* Source document *
------------------------------------------------------------

It is definitely an improvement over Java Swing. One thing I really love and miss with other frameworks is how easy it is to connect properties with each other. All values are exposed as Properties and Values. Values can be listened to, mapped and used. They are similar to RXJS's Observables except that you can always get the internal value without a lastValueFrom that may fail. Properties can also be listened to, mapped, etc but their value can also be set from everywhere (RXJS instead has Subjects which can only be set from inside the constructor). It's a really easy, yet powerfull system. I have yet to find a single framework that does that part as well as it does.

And regarding Rust lack of stable ABI, even if that's resolved (and last time I checked there wasn't much interest from within). The main Linux distributions will still have to ship the Rust stdlib as a shared library to be able to reliably depend on it being available.

I do wonder if it would be advantageous to write a safe wrapper around the C and C++ standard libraries. It would mean being able to use it's functionality, while being relatively sure that those dependencies are available while only having to add a little extra code (and thus size) to the executable for the wrappers.

[-] GolfNovemberUniform@infosec.pub 2 points 1 month ago* (last edited 1 month ago)

Someone said Rust wasn't very good at UIs in terms of performance. Though I don't remember where it was published.

------------------------------------------------------------

* Study material *

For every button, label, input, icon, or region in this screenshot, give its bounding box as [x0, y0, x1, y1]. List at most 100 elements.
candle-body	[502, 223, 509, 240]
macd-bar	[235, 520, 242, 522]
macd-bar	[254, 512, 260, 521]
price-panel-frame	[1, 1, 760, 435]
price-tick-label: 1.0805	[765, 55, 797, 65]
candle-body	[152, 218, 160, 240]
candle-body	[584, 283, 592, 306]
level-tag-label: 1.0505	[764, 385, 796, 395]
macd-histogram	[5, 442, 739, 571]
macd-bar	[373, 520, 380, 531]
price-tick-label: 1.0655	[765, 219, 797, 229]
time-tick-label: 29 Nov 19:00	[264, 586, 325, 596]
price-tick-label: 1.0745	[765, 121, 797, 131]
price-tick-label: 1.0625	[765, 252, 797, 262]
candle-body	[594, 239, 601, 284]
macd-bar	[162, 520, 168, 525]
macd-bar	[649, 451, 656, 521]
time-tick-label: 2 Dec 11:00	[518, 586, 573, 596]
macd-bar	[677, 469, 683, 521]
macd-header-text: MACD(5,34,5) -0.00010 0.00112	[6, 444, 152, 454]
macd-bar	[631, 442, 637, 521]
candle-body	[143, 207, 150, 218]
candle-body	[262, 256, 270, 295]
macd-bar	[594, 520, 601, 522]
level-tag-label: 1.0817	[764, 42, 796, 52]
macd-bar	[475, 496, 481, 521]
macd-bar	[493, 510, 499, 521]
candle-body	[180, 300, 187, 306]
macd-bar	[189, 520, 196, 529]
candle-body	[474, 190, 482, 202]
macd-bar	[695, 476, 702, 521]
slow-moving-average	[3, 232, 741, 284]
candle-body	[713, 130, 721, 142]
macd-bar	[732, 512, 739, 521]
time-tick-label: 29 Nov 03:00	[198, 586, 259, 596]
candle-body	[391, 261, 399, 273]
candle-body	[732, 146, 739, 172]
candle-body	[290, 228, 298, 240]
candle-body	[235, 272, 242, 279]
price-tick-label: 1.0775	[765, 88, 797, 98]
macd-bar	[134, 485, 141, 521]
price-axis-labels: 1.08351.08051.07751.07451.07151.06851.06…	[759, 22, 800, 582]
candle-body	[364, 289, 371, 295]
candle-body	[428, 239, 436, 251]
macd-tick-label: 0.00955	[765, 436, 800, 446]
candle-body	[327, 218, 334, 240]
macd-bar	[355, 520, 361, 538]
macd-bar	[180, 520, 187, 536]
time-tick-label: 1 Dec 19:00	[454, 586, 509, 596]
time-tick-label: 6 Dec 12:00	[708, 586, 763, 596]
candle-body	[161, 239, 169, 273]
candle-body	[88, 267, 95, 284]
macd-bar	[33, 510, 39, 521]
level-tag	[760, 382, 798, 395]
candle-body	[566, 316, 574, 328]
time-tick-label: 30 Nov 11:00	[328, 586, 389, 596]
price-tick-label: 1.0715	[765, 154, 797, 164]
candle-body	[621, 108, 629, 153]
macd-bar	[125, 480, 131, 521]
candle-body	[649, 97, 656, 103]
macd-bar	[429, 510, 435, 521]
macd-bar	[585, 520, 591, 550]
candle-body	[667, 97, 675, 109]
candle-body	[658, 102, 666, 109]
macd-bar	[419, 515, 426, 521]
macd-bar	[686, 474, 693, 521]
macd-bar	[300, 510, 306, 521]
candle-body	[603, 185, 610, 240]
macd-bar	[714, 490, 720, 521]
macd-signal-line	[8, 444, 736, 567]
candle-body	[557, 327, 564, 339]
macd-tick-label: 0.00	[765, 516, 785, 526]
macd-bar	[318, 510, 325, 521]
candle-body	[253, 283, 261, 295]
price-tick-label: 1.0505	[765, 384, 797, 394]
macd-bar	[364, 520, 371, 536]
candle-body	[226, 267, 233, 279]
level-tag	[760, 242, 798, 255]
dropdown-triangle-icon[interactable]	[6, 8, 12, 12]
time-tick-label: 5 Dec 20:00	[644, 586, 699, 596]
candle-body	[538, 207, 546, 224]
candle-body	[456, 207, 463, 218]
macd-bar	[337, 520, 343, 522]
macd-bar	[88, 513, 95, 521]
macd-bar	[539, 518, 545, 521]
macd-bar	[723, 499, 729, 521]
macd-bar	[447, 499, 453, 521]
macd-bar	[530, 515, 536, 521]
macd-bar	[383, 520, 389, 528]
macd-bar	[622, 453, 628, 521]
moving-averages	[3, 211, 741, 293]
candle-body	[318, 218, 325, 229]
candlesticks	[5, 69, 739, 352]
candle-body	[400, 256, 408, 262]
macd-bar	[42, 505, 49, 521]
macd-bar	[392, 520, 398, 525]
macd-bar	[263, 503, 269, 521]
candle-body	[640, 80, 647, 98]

------------------------------------------------------------

* Problem to solve *
Answer from the comment thread:
(a) What does it say Values are similar to?
(b) What would the main Linux distributions still have to ship as a shared library?
(c) What did someone say Rust wasn't very good at?
The listing comes from a different source than the comment thread.

* Output for this exercise *
(a) RXJS's Observables
(b) The Rust stdlib
(c) UIs, in terms of performance